What you should do:
Search the data for the string "kort" and extract every line where it appears.

Stored data
————————

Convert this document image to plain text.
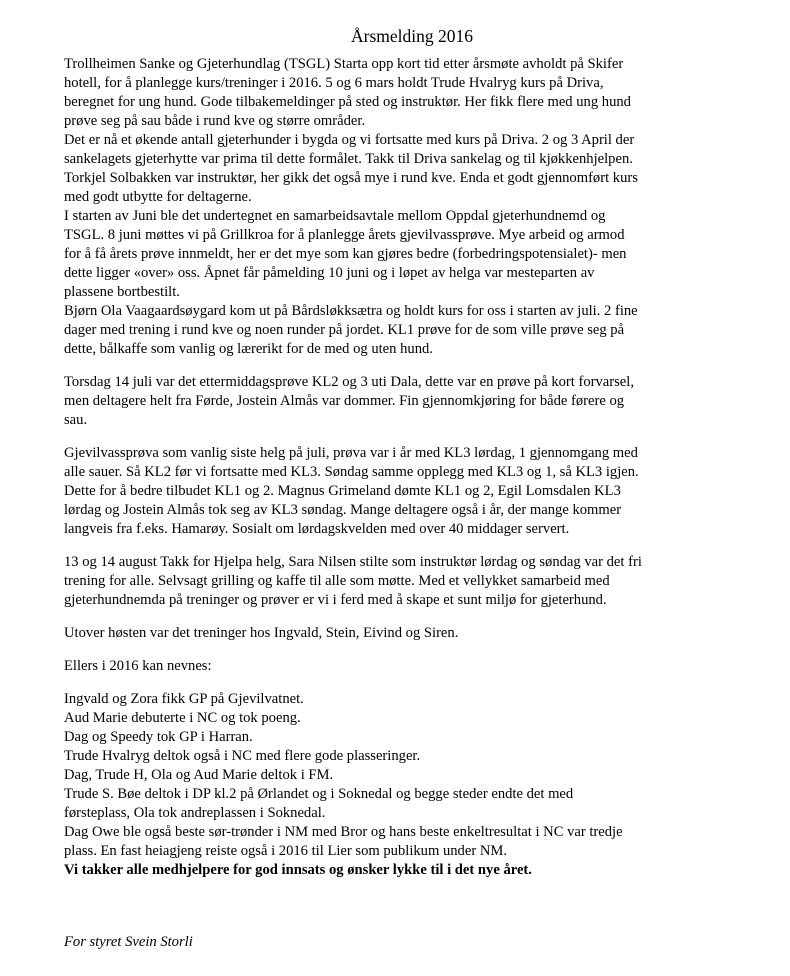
Årsmelding 2016

Trollheimen Sanke og Gjeterhundlag (TSGL) Starta opp kort tid etter årsmøte avholdt på Skifer

hotell, for å planlegge kurs/treninger i 2016. 5 og 6 mars holdt Trude Hvalryg kurs på Driva,

beregnet for ung hund. Gode tilbakemeldinger på sted og instruktør. Her fikk flere med ung hund

prøve seg på sau både i rund kve og større områder.

Det er nå et økende antall gjeterhunder i bygda og vi fortsatte med kurs på Driva. 2 og 3 April der

sankelagets gjeterhytte var prima til dette formålet. Takk til Driva sankelag og til kjøkkenhjelpen.

Torkjel Solbakken var instruktør, her gikk det også mye i rund kve. Enda et godt gjennomført kurs

med godt utbytte for deltagerne.

I starten av Juni ble det undertegnet en samarbeidsavtale mellom Oppdal gjeterhundnemd og

TSGL. 8 juni møttes vi på Grillkroa for å planlegge årets gjevilvassprøve. Mye arbeid og armod

for å få årets prøve innmeldt, her er det mye som kan gjøres bedre (forbedringspotensialet)- men

dette ligger «over» oss. Åpnet får påmelding 10 juni og i løpet av helga var mesteparten av

plassene bortbestilt.

Bjørn Ola Vaagaardsøygard kom ut på Bårdsløkksætra og holdt kurs for oss i starten av juli. 2 fine

dager med trening i rund kve og noen runder på jordet. KL1 prøve for de som ville prøve seg på

dette, bålkaffe som vanlig og lærerikt for de med og uten hund.

Torsdag 14 juli var det ettermiddagsprøve KL2 og 3 uti Dala, dette var en prøve på kort forvarsel,

men deltagere helt fra Førde, Jostein Almås var dommer. Fin gjennomkjøring for både førere og

sau.

Gjevilvassprøva som vanlig siste helg på juli, prøva var i år med KL3 lørdag, 1 gjennomgang med

alle sauer. Så KL2 før vi fortsatte med KL3. Søndag samme opplegg med KL3 og 1, så KL3 igjen.

Dette for å bedre tilbudet KL1 og 2. Magnus Grimeland dømte KL1 og 2, Egil Lomsdalen KL3

lørdag og Jostein Almås tok seg av KL3 søndag. Mange deltagere også i år, der mange kommer

langveis fra f.eks. Hamarøy. Sosialt om lørdagskvelden med over 40 middager servert.

13 og 14 august Takk for Hjelpa helg, Sara Nilsen stilte som instruktør lørdag og søndag var det fri

trening for alle. Selvsagt grilling og kaffe til alle som møtte. Med et vellykket samarbeid med

gjeterhundnemda på treninger og prøver er vi i ferd med å skape et sunt miljø for gjeterhund.

Utover høsten var det treninger hos Ingvald, Stein, Eivind og Siren.

Ellers i 2016 kan nevnes:

Ingvald og Zora fikk GP på Gjevilvatnet.

Aud Marie debuterte i NC og tok poeng.

Dag og Speedy tok GP i Harran.

Trude Hvalryg deltok også i NC med flere gode plasseringer.

Dag, Trude H, Ola og Aud Marie deltok i FM.

Trude S. Bøe deltok i DP kl.2 på Ørlandet og i Soknedal og begge steder endte det med

førsteplass, Ola tok andreplassen i Soknedal.

Dag Owe ble også beste sør-trønder i NM med Bror og hans beste enkeltresultat i NC var tredje

plass. En fast heiagjeng reiste også i 2016 til Lier som publikum under NM.

Vi takker alle medhjelpere for god innsats og ønsker lykke til i det nye året.

For styret Svein Storli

————————

Solution to this exercise:
Trollheimen Sanke og Gjeterhundlag (TSGL) Starta opp kort tid etter årsmøte avholdt på Skifer
Torsdag 14 juli var det ettermiddagsprøve KL2 og 3 uti Dala, dette var en prøve på kort forvarsel,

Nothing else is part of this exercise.